## ИЗБРАННЫЙ ФРАГМЕНТ
--*--

Теперь мы можем наметить первую связку между аллегорией и современным искусством: она возникает с присвоением изображений в работах Троя Браунтуха, Шерри Левин, Роберта Лонго — художников, генерирующих изображения посредством воспроизводства других изображений. Присвоенные образы могут быть стоп‐кадрами из фильмов, фотографиями, рисунками, часто они сами являются репродукциями. Несмотря на это, манипуляции, которым эти художники подвергают эти изображения, очищают их от их коннотаций, значений и правомочной претензии на смысл. Например, после увеличения Браунтухом, рисунки Гитлера и жертв концентрационных лагерей, выставленные без пометок, становятся совершенно непроницаемыми:

Каждая операция, которой Браунтух подвергает эти картинки, представляет длительность очарованного, растерянного взгляда, желание заставить раскрыть секреты, но в результате картинки становятся все более картинными, чтобы зафиксировать в элегантном объекте нашу дистанцию с создавшей эти изображения историей. Эта дистанция и есть значение этих изображений 7.
Трой Браунтух. Без названия. 1979

Взгляд Браунтуха, таким образом, является меланхолическим взглядом, который Беньямин идентифицировал с аллегорическим темпераментом:

Если предмет становится под взглядом меланхолии аллегоричным, если она превращает его в источник жизни, если он остается мертвым, но обеспеченным принадлежностью к вечности, то он оказывается полностью отданным на милость аллегористу. Это значит, с этого момента он совсем не в состоянии излучать какое‐либо значение, какой‐либо смысл; от значения ему достанется только то, чем его наделит аллегорист. Он вкладывает смысл внутрь предмета и опускает его вниз: это обстоятельство носит не психологический, а онтологический характер 8.

Изображения Браунтуха одновременно предлагают и откладывают обещание смысла, они подстрекают и фрустрируют наше желание, чтобы изображение было полностью адекватно буквальному значению. В результате они кажутся странным образом незавершенными, — фрагментами или руинами, которые должны быть расшифрованы.

Аллегория постоянно тянется к фрагментарному, неидеальному, неполному, ее предрасположенность наиболее полно выражается в руинах, которые Беньямин назвал аллегорической эмблемой par excellence. Здесь труды человека снова поглощает ландшафт; руины являются для истории необратимым процессом распада и разложения, прогрессирующим дистанцированием от истоков:

В аллегории faсies hippocratica («Маска Гиппократа» — лицо отмеченное смертью, ред.) история простирается перед взором зрителя как окаменевший доисторический ландшафт. Все несвое­временное, мучительное, неудачное, присущее истории изначально, складывается в черты некоего лица — вернее, черепа. И поскольку он лишен всякой «символической» свободы выражения, всякой классическоой гармонии об­раза, всего человеческого, — в этом самом упадочном его природном облике весомым вопросом загадки звучит не только природа человеческого бытия вообще, но и био­графическая историчность отдельного человека. Здесь сердцевина аллегорического взгляда.… 9

С аллегорическим культом руин возникает вторая связка между аллегорией и современным искусством: в сайт‐специфичности работы появляются, чтобы физически соединиться со своим антуражем, слиться с тем пространством, где мы их находим. Сайт‐специфичные работы часто вдохновлены доисторической монументальностью; Стоунхендж и линии Наска берутся как прототипы. Их «содержание» часто мистическое, как в Спиральной дамбе, форма которой проистекает из местного мифа о водовороте на дне Большого Соленого озера. Смитсон объясняет тенденцию прочитывать места не только в смысле топографических особенностей, но и в смысле психологических резонансов. Произведение и место, таким образом, находятся в диалектических отношениях. (Когда сайт‐специфичная работа задумывается в рамках восстановления земли и помещается в заброшенной шахте или карьере, тогда ее защитно‐восстановительный мотив становится самоочевидным).

--*--

## ЗАПИСИ
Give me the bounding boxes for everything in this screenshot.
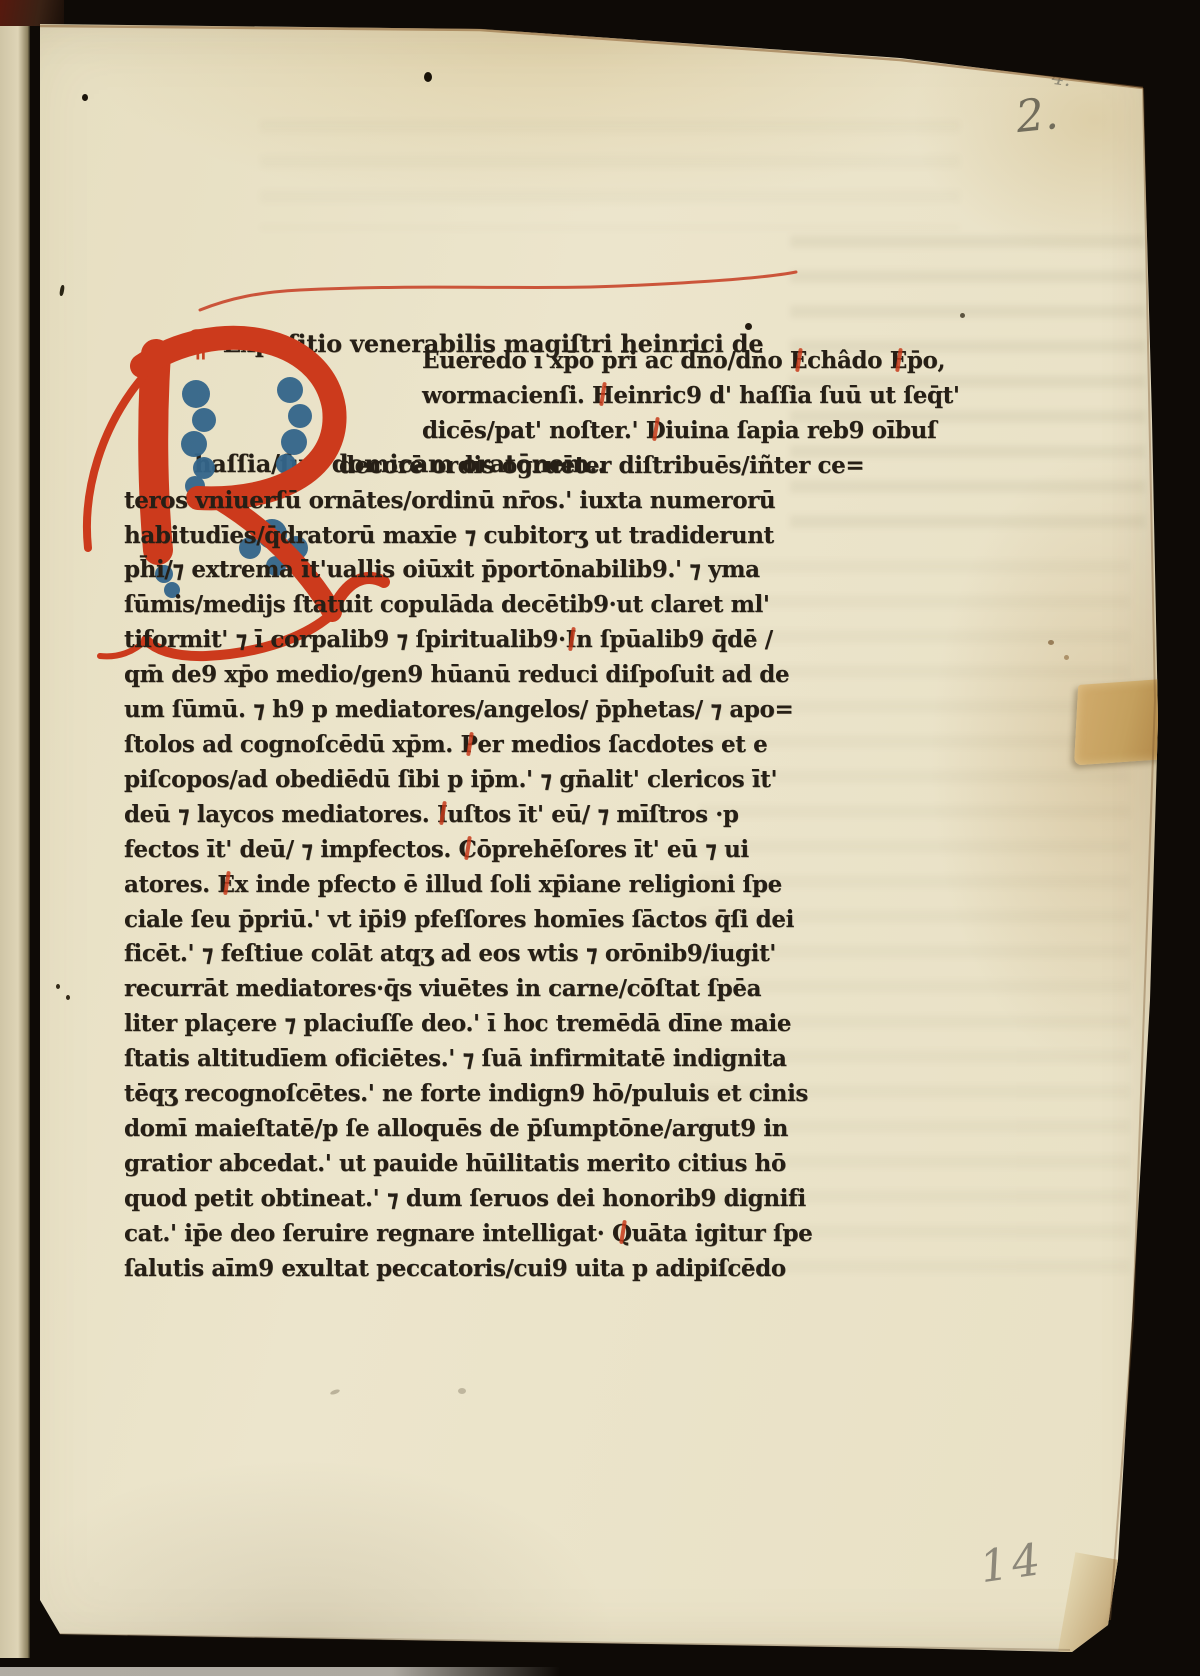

--*--

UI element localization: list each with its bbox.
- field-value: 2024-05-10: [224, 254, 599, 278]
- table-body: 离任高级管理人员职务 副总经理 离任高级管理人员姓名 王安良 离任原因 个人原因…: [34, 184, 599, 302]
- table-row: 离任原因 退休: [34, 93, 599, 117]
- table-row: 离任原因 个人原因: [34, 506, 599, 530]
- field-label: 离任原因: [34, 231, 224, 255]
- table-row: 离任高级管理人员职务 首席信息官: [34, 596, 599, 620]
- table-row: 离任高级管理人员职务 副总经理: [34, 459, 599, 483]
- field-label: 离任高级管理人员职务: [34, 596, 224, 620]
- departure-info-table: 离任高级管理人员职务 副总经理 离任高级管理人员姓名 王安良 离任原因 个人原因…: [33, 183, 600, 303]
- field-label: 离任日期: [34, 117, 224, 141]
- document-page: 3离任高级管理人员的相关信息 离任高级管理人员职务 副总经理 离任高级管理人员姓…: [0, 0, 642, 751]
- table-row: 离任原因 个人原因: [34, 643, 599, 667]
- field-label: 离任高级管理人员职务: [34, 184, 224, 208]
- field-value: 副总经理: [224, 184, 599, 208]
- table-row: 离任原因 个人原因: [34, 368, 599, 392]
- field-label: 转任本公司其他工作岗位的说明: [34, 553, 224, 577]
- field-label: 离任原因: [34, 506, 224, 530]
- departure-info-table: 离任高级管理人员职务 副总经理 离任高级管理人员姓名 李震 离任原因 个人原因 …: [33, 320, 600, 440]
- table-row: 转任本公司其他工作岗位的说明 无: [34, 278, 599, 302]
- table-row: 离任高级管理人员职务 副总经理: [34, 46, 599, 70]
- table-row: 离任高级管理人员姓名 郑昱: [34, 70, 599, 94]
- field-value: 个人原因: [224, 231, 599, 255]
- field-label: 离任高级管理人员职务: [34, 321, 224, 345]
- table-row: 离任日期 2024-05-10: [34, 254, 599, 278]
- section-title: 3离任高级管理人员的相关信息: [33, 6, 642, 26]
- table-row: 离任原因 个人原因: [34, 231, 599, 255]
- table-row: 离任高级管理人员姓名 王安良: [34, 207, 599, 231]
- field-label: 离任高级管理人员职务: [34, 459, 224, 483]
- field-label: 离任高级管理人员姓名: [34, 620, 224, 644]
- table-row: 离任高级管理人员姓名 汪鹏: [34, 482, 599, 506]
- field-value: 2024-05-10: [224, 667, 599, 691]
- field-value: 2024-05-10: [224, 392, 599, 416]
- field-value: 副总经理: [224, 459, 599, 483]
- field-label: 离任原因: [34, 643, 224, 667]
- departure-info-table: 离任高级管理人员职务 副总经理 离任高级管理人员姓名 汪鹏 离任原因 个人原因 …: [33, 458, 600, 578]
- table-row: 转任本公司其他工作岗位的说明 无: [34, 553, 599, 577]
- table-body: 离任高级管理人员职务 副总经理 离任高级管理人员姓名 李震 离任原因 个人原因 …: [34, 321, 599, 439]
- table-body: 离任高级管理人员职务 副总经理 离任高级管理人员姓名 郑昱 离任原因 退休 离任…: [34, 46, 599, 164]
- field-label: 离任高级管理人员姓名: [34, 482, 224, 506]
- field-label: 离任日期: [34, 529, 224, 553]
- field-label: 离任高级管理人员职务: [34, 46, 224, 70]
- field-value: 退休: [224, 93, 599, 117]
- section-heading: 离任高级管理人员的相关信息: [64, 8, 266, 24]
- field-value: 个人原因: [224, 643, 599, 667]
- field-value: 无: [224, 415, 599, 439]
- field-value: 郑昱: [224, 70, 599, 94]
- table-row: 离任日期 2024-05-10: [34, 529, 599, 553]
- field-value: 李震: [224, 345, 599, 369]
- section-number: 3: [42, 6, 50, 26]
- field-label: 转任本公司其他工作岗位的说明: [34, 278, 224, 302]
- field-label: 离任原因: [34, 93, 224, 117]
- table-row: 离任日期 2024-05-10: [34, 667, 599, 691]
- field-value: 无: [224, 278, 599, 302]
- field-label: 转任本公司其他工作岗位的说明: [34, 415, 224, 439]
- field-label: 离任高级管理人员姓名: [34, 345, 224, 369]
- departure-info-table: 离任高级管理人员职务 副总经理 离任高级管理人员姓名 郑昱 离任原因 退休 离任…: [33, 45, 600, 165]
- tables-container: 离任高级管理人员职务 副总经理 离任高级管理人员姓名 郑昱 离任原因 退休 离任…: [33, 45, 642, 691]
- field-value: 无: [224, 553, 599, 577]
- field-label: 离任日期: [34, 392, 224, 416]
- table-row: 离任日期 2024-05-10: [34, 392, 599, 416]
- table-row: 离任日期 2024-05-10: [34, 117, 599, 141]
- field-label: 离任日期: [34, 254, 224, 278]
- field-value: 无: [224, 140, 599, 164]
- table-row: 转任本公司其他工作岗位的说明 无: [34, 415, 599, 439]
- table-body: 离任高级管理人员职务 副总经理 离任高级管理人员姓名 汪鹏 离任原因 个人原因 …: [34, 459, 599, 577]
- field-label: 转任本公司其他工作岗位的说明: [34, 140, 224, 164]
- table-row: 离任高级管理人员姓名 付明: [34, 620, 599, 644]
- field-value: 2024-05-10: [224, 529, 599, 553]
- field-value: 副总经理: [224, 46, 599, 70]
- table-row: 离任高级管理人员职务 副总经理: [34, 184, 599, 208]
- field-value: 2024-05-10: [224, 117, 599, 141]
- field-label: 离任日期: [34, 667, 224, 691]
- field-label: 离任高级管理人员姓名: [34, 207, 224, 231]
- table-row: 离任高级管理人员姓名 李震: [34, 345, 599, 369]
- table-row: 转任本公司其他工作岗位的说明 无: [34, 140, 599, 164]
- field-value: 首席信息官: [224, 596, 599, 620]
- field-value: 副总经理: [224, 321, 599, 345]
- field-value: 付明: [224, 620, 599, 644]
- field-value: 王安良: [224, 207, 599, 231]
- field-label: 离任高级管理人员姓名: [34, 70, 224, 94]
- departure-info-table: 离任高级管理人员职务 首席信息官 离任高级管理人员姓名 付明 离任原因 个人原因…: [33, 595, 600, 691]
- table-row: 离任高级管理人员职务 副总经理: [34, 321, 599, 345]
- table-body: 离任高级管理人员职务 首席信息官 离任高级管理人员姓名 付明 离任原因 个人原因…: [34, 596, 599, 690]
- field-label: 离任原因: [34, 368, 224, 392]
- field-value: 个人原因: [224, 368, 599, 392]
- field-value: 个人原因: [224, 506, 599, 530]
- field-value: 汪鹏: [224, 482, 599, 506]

--*--

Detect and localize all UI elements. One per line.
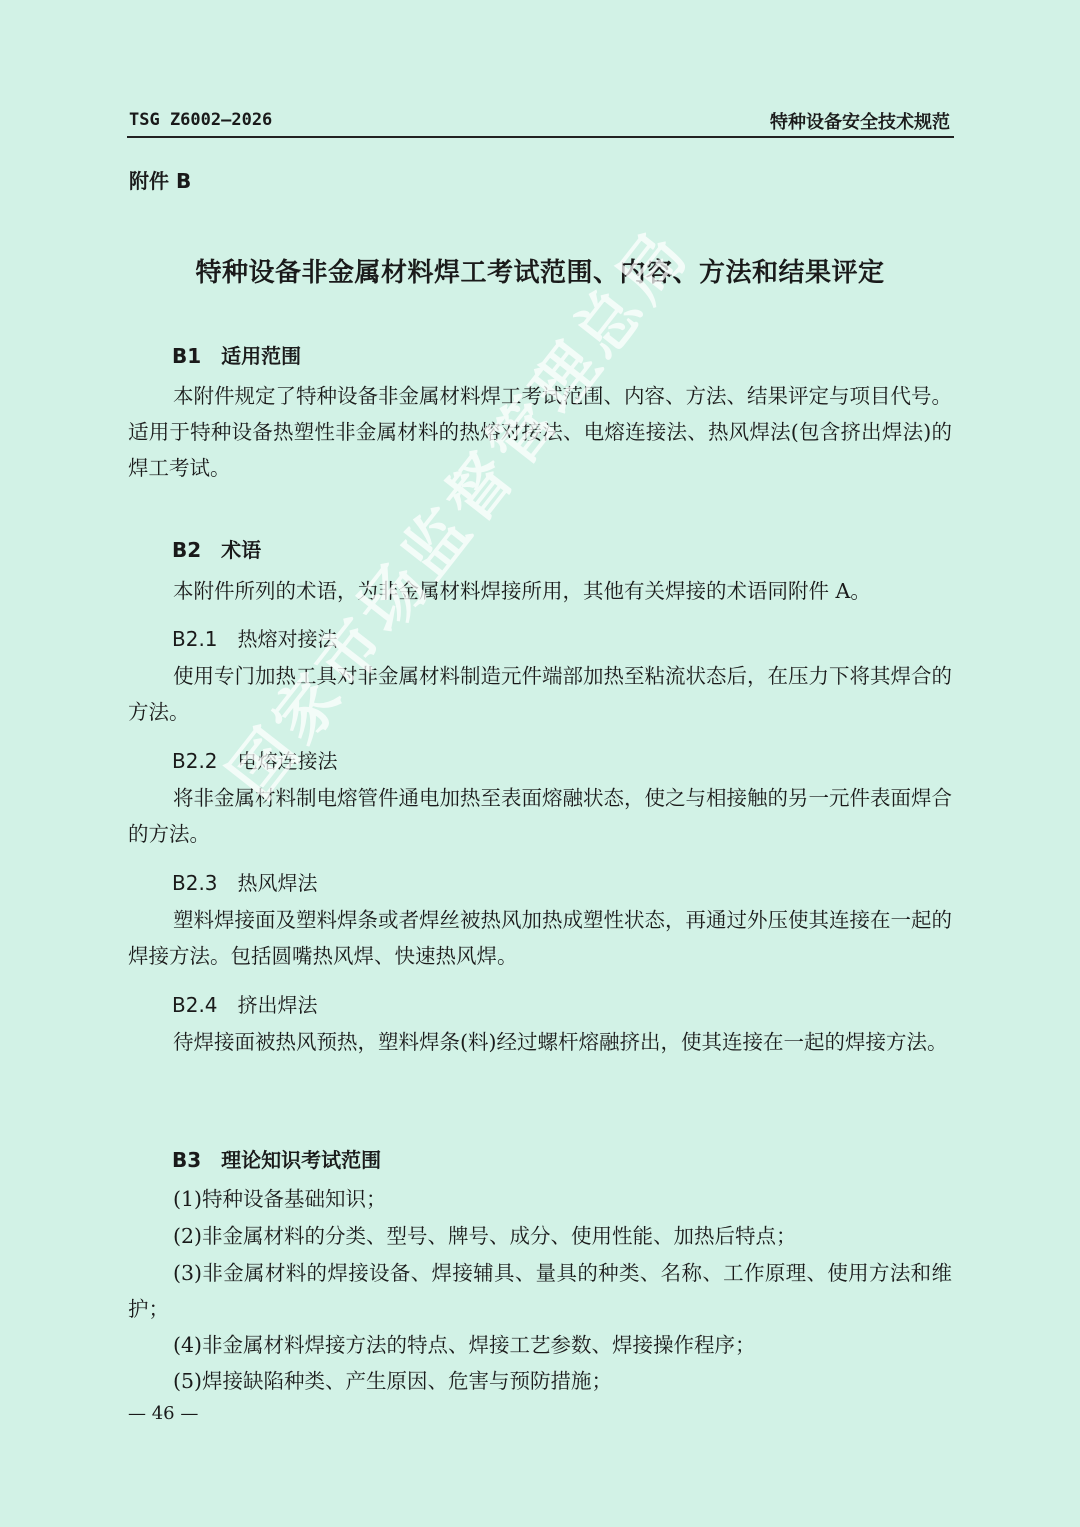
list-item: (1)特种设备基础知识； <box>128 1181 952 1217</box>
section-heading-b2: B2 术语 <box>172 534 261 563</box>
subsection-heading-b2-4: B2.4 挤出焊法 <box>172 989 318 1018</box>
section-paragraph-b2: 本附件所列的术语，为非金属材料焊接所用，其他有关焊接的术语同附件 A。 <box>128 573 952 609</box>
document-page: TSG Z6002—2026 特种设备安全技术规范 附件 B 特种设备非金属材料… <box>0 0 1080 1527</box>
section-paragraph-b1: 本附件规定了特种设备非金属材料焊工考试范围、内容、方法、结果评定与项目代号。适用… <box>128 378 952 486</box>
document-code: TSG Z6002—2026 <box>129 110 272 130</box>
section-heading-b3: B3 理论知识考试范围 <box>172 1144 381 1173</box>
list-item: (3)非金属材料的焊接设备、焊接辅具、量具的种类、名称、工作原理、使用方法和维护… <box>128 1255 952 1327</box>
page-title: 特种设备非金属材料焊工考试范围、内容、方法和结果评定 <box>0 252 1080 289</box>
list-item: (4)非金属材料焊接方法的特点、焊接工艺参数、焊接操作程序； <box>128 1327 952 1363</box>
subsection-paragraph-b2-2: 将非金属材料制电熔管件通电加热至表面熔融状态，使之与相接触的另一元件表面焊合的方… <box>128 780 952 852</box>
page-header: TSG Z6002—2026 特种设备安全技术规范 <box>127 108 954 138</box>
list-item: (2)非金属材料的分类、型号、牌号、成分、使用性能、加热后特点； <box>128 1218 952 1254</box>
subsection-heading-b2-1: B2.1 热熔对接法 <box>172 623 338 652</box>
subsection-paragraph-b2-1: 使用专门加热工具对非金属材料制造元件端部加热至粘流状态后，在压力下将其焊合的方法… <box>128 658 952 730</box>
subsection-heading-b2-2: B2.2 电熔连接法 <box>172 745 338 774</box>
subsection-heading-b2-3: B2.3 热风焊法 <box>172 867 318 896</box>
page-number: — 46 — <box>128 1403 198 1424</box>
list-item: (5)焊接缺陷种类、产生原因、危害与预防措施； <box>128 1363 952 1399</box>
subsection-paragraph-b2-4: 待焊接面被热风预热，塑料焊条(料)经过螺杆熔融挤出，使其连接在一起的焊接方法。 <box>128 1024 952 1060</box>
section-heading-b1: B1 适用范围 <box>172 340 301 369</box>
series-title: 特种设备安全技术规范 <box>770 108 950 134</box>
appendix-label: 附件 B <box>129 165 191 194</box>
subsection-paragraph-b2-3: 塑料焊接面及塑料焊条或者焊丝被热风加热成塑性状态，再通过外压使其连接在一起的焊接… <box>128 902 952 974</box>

--*--

## СУТЬ ЗАДАНИЯ
Как будет выглядеть отрывок из текста об аллегории, начиная с «Если предмет становится» и заканчивая «должны быть расшифрованы.», если заменить в нем «меланхолии» на «печали»? Записи никак не связаны с текстом об аллегории.

## ОБРАЗЕЦ ОТВЕТА
Если предмет становится под взглядом печали аллегоричным, если она превращает его в источник жизни, если он остается мертвым, но обеспеченным принадлежностью к вечности, то он оказывается полностью отданным на милость аллегористу. Это значит, с этого момента он совсем не в состоянии излучать какое‐либо значение, какой‐либо смысл; от значения ему достанется только то, чем его наделит аллегорист. Он вкладывает смысл внутрь предмета и опускает его вниз: это обстоятельство носит не психологический, а онтологический характер 8.

Изображения Браунтуха одновременно предлагают и откладывают обещание смысла, они подстрекают и фрустрируют наше желание, чтобы изображение было полностью адекватно буквальному значению. В результате они кажутся странным образом незавершенными, — фрагментами или руинами, которые должны быть расшифрованы.